• [To do]: Count the lines in the data below where the string "bolus" occurs, please, and give the number alone.
** Opening Material provided block **
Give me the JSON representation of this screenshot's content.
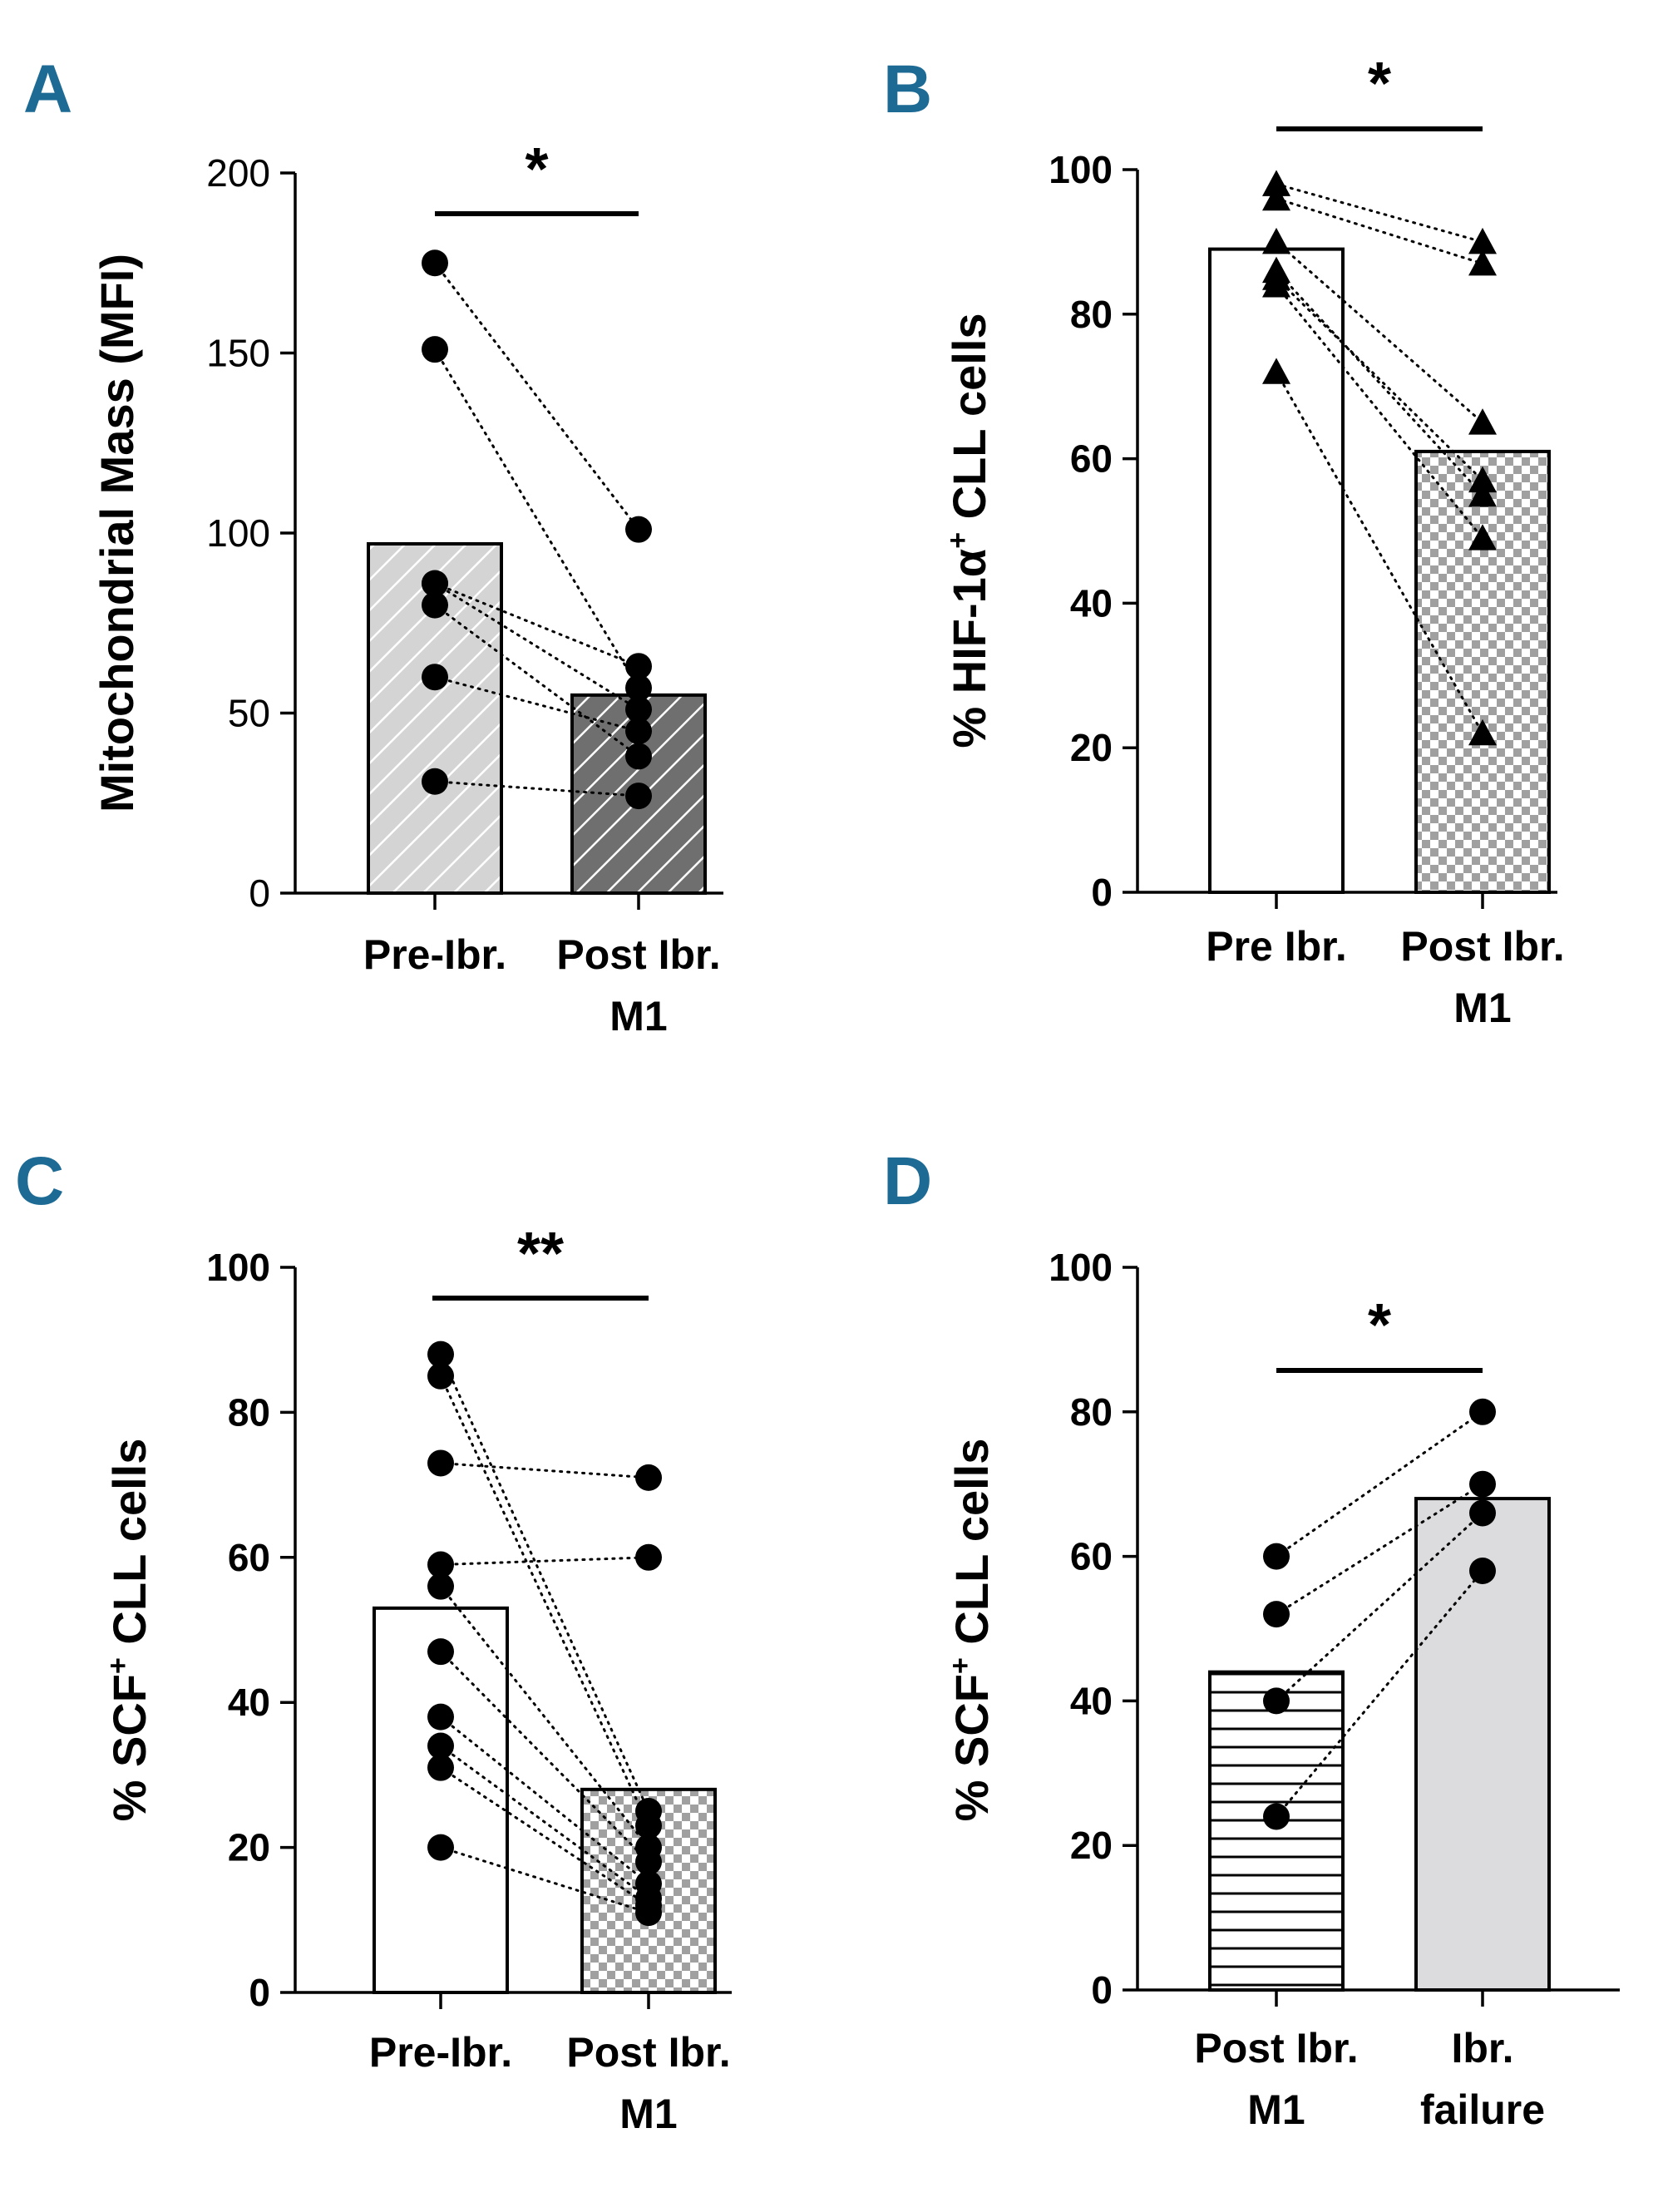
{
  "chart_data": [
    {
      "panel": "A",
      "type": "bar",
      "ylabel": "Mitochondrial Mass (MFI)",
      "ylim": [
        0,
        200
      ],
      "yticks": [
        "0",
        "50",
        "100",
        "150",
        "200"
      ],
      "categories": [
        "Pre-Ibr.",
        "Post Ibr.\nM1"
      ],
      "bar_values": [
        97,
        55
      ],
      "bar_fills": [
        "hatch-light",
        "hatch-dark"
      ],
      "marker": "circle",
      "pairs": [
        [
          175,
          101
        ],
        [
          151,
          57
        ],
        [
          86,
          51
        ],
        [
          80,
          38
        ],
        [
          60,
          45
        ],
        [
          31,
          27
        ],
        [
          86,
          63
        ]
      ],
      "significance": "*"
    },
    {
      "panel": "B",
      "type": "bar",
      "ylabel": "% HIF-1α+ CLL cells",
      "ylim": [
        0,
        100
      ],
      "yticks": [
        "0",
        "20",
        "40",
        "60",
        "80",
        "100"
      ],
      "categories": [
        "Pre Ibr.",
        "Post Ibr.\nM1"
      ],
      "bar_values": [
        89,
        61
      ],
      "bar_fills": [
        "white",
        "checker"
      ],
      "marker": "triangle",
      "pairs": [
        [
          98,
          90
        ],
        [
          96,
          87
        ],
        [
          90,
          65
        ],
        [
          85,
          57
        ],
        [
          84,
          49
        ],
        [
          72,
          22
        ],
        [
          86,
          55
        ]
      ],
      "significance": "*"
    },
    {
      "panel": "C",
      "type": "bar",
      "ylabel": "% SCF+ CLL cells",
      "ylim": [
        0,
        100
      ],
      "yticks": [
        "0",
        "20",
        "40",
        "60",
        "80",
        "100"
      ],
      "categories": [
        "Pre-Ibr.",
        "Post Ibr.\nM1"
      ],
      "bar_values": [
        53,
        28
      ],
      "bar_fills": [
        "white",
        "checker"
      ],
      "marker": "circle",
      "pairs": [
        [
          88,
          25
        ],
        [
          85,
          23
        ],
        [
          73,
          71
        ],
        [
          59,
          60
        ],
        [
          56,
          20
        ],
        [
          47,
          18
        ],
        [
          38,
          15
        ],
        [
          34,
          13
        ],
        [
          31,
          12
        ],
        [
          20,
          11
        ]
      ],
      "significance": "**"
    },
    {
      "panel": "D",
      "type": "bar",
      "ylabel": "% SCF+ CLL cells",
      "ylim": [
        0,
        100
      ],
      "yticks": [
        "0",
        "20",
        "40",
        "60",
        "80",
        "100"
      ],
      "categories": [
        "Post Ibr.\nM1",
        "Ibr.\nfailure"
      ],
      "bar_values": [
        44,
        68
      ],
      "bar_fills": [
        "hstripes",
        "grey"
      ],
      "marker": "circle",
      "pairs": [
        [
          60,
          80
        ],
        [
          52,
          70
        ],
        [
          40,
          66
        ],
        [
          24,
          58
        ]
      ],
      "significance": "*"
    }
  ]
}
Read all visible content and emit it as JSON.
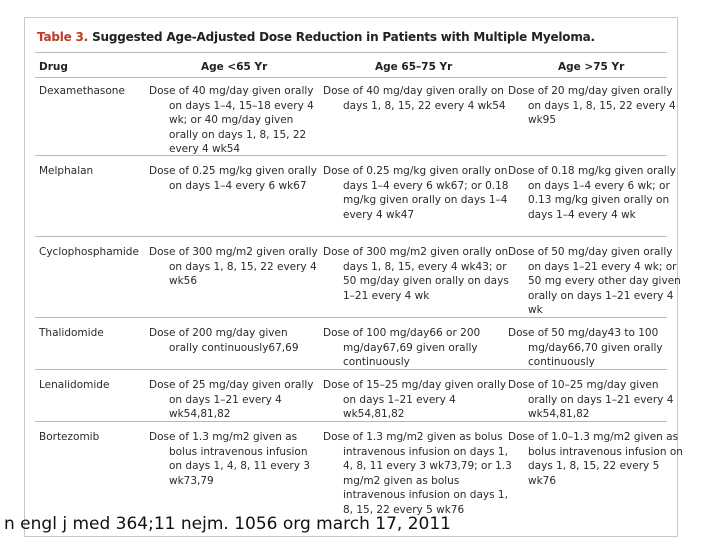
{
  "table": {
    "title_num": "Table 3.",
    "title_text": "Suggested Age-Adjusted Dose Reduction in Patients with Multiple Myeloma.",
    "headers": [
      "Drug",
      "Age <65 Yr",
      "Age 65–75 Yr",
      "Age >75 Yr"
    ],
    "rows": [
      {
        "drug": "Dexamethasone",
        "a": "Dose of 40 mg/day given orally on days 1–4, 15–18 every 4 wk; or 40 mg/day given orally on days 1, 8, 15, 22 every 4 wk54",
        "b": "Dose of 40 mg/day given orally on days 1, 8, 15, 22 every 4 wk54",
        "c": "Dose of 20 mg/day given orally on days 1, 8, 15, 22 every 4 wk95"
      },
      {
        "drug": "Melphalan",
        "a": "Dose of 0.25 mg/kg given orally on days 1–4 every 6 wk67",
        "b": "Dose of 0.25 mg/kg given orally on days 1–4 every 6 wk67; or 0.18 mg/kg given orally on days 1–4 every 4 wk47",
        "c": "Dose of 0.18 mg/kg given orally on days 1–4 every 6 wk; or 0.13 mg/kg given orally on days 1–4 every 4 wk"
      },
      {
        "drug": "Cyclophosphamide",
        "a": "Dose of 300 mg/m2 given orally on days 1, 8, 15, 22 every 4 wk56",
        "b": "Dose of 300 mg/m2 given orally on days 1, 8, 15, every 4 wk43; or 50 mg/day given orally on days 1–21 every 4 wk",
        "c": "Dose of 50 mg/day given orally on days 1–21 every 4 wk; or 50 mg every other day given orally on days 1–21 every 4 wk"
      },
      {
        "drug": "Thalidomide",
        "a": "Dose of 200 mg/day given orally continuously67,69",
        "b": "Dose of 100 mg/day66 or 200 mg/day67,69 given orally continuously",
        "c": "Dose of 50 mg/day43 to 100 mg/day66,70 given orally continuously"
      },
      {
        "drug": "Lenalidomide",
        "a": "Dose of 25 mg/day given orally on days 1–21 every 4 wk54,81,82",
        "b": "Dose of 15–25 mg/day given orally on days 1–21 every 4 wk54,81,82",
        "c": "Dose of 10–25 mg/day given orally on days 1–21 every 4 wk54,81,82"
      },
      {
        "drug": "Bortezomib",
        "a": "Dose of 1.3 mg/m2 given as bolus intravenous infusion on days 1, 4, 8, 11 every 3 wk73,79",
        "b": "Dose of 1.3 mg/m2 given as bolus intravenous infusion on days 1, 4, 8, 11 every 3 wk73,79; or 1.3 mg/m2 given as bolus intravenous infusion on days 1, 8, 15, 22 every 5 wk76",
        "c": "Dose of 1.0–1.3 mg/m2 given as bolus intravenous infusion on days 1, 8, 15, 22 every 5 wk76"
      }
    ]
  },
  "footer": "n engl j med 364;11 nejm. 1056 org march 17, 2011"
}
** Closing Material provided block **
• [Reply to the task]: 3